What to produce: Check each line of the records below for the word "network" and copy those where it appears.

Given entries:
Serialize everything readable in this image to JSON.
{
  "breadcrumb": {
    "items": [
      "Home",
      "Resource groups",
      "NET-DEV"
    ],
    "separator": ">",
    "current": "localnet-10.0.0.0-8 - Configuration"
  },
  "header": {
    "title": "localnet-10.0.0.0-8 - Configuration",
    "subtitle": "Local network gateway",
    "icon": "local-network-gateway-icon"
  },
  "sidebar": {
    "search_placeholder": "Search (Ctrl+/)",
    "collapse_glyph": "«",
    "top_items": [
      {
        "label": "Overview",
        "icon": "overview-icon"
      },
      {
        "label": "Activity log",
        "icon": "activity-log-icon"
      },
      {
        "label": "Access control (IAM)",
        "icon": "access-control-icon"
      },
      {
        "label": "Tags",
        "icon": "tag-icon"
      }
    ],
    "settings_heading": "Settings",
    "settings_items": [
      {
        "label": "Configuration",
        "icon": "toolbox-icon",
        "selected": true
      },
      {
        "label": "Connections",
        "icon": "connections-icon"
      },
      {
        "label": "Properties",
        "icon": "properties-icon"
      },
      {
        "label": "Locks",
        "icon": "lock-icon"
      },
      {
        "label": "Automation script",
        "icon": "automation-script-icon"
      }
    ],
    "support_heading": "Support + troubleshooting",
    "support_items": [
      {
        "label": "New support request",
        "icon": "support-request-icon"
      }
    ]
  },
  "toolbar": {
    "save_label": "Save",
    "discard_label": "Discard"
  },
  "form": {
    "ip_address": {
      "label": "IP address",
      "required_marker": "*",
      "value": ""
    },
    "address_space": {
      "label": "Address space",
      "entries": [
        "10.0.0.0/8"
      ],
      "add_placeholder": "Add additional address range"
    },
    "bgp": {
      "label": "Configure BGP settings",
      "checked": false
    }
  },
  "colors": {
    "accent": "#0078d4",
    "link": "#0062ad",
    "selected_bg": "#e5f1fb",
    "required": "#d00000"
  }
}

Output for this exercise:
    "subtitle": "Local network gateway",
    "icon": "local-network-gateway-icon"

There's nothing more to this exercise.